----- Provided records -----

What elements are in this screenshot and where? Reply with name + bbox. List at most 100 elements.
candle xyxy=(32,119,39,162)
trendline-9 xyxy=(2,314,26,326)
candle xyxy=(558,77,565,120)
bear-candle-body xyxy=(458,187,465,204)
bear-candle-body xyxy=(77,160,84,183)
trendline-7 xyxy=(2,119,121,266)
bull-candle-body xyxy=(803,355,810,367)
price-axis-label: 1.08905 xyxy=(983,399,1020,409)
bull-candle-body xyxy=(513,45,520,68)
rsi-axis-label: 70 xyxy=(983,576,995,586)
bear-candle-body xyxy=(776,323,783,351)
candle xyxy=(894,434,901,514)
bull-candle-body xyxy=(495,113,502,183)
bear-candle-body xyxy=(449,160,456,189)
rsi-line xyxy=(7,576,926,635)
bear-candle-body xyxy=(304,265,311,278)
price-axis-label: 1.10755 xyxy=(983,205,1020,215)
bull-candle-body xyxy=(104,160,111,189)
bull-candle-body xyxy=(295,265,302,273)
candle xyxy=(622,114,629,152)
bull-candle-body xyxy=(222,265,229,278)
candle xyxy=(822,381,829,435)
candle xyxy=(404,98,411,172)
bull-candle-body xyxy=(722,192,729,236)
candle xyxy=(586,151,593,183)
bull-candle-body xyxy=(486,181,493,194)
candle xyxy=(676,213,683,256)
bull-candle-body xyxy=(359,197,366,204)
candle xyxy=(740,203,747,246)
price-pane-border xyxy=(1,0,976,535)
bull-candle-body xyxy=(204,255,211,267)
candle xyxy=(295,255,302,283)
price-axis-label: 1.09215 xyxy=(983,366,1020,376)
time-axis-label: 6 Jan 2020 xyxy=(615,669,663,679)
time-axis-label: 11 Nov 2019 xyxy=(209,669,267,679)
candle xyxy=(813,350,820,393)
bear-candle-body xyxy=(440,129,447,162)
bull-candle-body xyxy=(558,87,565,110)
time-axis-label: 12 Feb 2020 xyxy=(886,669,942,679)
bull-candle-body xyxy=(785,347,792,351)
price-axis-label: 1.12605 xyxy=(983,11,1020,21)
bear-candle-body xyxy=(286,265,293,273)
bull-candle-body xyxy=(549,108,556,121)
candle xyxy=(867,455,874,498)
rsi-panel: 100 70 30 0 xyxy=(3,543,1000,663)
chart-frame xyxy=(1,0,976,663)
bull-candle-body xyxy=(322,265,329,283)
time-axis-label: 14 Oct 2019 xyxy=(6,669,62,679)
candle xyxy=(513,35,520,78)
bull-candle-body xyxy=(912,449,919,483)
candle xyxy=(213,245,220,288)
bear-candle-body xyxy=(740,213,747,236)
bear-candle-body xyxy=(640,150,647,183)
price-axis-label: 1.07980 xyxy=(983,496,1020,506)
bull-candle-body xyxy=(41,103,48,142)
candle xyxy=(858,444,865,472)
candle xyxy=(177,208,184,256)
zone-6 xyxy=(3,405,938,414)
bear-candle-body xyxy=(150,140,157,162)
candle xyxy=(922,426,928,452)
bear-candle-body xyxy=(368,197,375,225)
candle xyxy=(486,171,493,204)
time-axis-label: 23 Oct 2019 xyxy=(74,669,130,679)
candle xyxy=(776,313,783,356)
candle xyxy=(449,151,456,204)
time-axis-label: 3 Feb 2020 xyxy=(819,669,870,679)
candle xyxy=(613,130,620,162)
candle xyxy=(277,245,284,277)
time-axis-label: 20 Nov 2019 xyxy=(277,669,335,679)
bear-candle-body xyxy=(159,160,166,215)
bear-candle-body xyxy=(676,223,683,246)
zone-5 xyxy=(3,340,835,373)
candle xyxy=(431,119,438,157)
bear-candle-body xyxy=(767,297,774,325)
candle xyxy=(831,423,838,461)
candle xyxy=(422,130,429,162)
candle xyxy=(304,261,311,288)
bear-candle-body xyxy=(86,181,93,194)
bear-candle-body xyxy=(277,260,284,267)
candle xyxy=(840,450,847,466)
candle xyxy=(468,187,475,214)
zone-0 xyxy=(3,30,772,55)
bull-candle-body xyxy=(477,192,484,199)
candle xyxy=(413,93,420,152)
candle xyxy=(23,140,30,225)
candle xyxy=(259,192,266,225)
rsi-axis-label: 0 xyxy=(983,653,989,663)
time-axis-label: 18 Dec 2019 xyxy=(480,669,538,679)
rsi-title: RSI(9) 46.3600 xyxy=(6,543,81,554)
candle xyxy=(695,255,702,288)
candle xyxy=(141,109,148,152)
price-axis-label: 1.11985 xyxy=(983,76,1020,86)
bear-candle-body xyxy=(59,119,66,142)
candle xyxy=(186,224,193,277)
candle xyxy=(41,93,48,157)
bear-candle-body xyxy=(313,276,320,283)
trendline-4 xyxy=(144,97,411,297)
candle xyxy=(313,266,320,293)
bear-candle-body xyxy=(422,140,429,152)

-----

:: Set task ::
Reproduce all of the material above line for line, with no changes.

:: Answer to this exercise ::
What elements are in this screenshot and where? Reply with name + bbox. List at most 100 elements.
candle xyxy=(32,119,39,162)
trendline-9 xyxy=(2,314,26,326)
candle xyxy=(558,77,565,120)
bear-candle-body xyxy=(458,187,465,204)
bear-candle-body xyxy=(77,160,84,183)
trendline-7 xyxy=(2,119,121,266)
bull-candle-body xyxy=(803,355,810,367)
price-axis-label: 1.08905 xyxy=(983,399,1020,409)
bull-candle-body xyxy=(513,45,520,68)
rsi-axis-label: 70 xyxy=(983,576,995,586)
bear-candle-body xyxy=(776,323,783,351)
candle xyxy=(894,434,901,514)
bull-candle-body xyxy=(495,113,502,183)
bear-candle-body xyxy=(449,160,456,189)
rsi-line xyxy=(7,576,926,635)
bear-candle-body xyxy=(304,265,311,278)
price-axis-label: 1.10755 xyxy=(983,205,1020,215)
bull-candle-body xyxy=(104,160,111,189)
bull-candle-body xyxy=(295,265,302,273)
candle xyxy=(622,114,629,152)
bull-candle-body xyxy=(222,265,229,278)
candle xyxy=(822,381,829,435)
candle xyxy=(404,98,411,172)
bull-candle-body xyxy=(722,192,729,236)
candle xyxy=(586,151,593,183)
bull-candle-body xyxy=(486,181,493,194)
candle xyxy=(676,213,683,256)
bull-candle-body xyxy=(359,197,366,204)
candle xyxy=(740,203,747,246)
price-pane-border xyxy=(1,0,976,535)
bull-candle-body xyxy=(204,255,211,267)
candle xyxy=(295,255,302,283)
price-axis-label: 1.09215 xyxy=(983,366,1020,376)
time-axis-label: 6 Jan 2020 xyxy=(615,669,663,679)
time-axis-label: 11 Nov 2019 xyxy=(209,669,267,679)
candle xyxy=(813,350,820,393)
bear-candle-body xyxy=(440,129,447,162)
bull-candle-body xyxy=(558,87,565,110)
time-axis-label: 12 Feb 2020 xyxy=(886,669,942,679)
bull-candle-body xyxy=(785,347,792,351)
price-axis-label: 1.12605 xyxy=(983,11,1020,21)
bear-candle-body xyxy=(286,265,293,273)
bull-candle-body xyxy=(549,108,556,121)
candle xyxy=(867,455,874,498)
rsi-panel: 100 70 30 0 xyxy=(3,543,1000,663)
chart-frame xyxy=(1,0,976,663)
bull-candle-body xyxy=(322,265,329,283)
time-axis-label: 14 Oct 2019 xyxy=(6,669,62,679)
candle xyxy=(513,35,520,78)
bull-candle-body xyxy=(912,449,919,483)
candle xyxy=(213,245,220,288)
bear-candle-body xyxy=(740,213,747,236)
bear-candle-body xyxy=(640,150,647,183)
price-axis-label: 1.07980 xyxy=(983,496,1020,506)
bull-candle-body xyxy=(41,103,48,142)
candle xyxy=(858,444,865,472)
candle xyxy=(177,208,184,256)
zone-6 xyxy=(3,405,938,414)
bear-candle-body xyxy=(150,140,157,162)
candle xyxy=(922,426,928,452)
bear-candle-body xyxy=(368,197,375,225)
candle xyxy=(486,171,493,204)
time-axis-label: 23 Oct 2019 xyxy=(74,669,130,679)
candle xyxy=(776,313,783,356)
candle xyxy=(449,151,456,204)
time-axis-label: 3 Feb 2020 xyxy=(819,669,870,679)
candle xyxy=(613,130,620,162)
candle xyxy=(277,245,284,277)
time-axis-label: 20 Nov 2019 xyxy=(277,669,335,679)
bear-candle-body xyxy=(159,160,166,215)
bear-candle-body xyxy=(676,223,683,246)
zone-5 xyxy=(3,340,835,373)
candle xyxy=(431,119,438,157)
bear-candle-body xyxy=(767,297,774,325)
candle xyxy=(831,423,838,461)
candle xyxy=(422,130,429,162)
candle xyxy=(304,261,311,288)
bear-candle-body xyxy=(86,181,93,194)
bear-candle-body xyxy=(277,260,284,267)
candle xyxy=(840,450,847,466)
candle xyxy=(468,187,475,214)
zone-0 xyxy=(3,30,772,55)
bull-candle-body xyxy=(477,192,484,199)
candle xyxy=(413,93,420,152)
candle xyxy=(23,140,30,225)
candle xyxy=(259,192,266,225)
rsi-axis-label: 0 xyxy=(983,653,989,663)
time-axis-label: 18 Dec 2019 xyxy=(480,669,538,679)
rsi-title: RSI(9) 46.3600 xyxy=(6,543,81,554)
candle xyxy=(695,255,702,288)
candle xyxy=(141,109,148,152)
price-axis-label: 1.11985 xyxy=(983,76,1020,86)
bear-candle-body xyxy=(59,119,66,142)
candle xyxy=(186,224,193,277)
candle xyxy=(41,93,48,157)
bear-candle-body xyxy=(313,276,320,283)
trendline-4 xyxy=(144,97,411,297)
candle xyxy=(313,266,320,293)
bear-candle-body xyxy=(422,140,429,152)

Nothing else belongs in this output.